(Records from a dataset)
------------------------------------------------

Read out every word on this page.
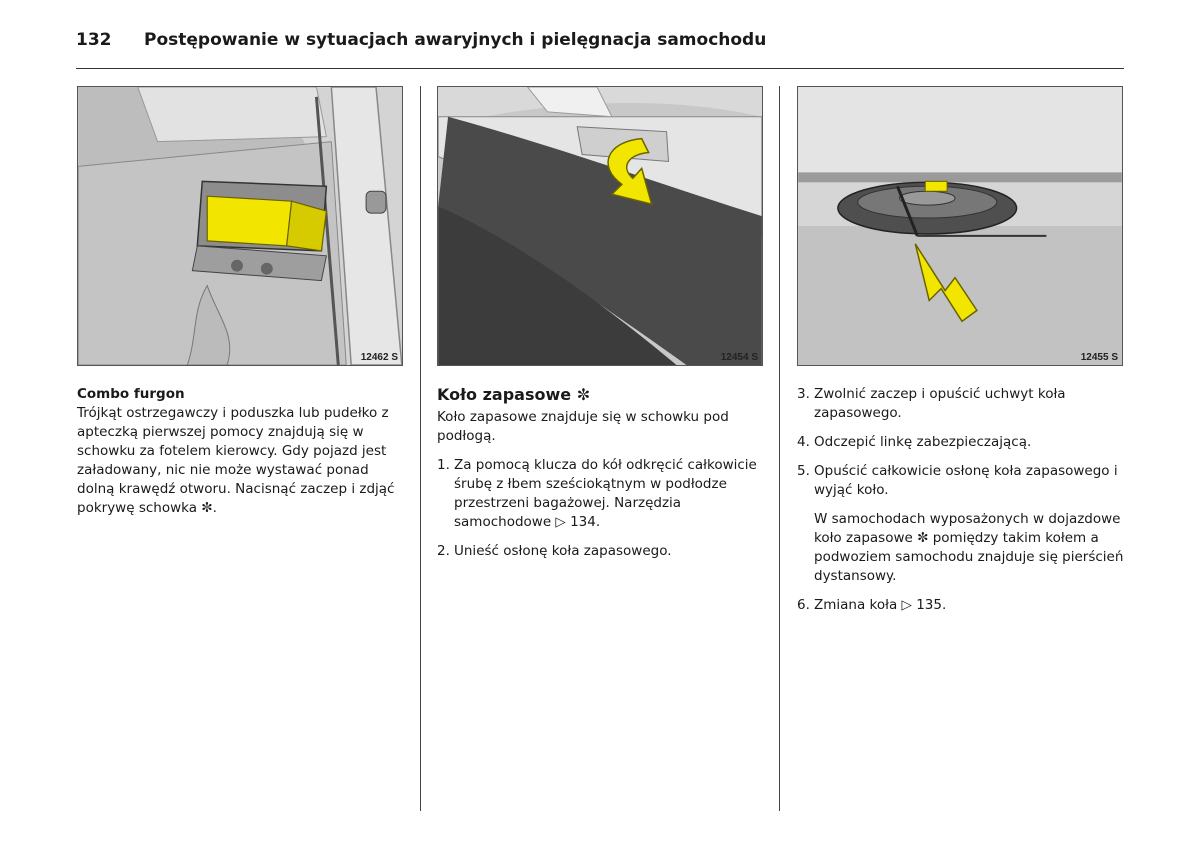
132 Postępowanie w sytuacjach awaryjnych i pielęgnacja samochodu
12462 S	12454 S	12455 S
Combo furgon

Trójkąt ostrzegawczy i poduszka lub pudełko z apteczką pierwszej pomocy znajdują się w schowku za fotelem kierowcy. Gdy pojazd jest załadowany, nic nie może wystawać ponad dolną krawędź otworu. Nacisnąć zaczep i zdjąć pokrywę schowka ✼.

Koło zapasowe ✼

Koło zapasowe znajduje się w schowku pod podłogą.

1. Za pomocą klucza do kół odkręcić całkowicie śrubę z łbem sześciokątnym w podłodze przestrzeni bagażowej. Narzędzia samochodowe ▷ 134.
2. Unieść osłonę koła zapasowego.
3. Zwolnić zaczep i opuścić uchwyt koła zapasowego.
4. Odczepić linkę zabezpieczającą.
5. Opuścić całkowicie osłonę koła zapasowego i wyjąć koło.

W samochodach wyposażonych w dojazdowe koło zapasowe ✼ pomiędzy takim kołem a podwoziem samochodu znajduje się pierścień dystansowy.

6. Zmiana koła ▷ 135.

------------------------------------------------

TASK BRIEF =>
Show every line in the entries where the string "schowku" occurs.

REPLY =>
Trójkąt ostrzegawczy i poduszka lub pudełko z apteczką pierwszej pomocy znajdują się w schowku za fotelem kierowcy. Gdy pojazd jest załadowany, nic nie może wystawać ponad dolną krawędź otworu. Nacisnąć zaczep i zdjąć pokrywę schowka ✼.
Koło zapasowe znajduje się w schowku pod podłogą.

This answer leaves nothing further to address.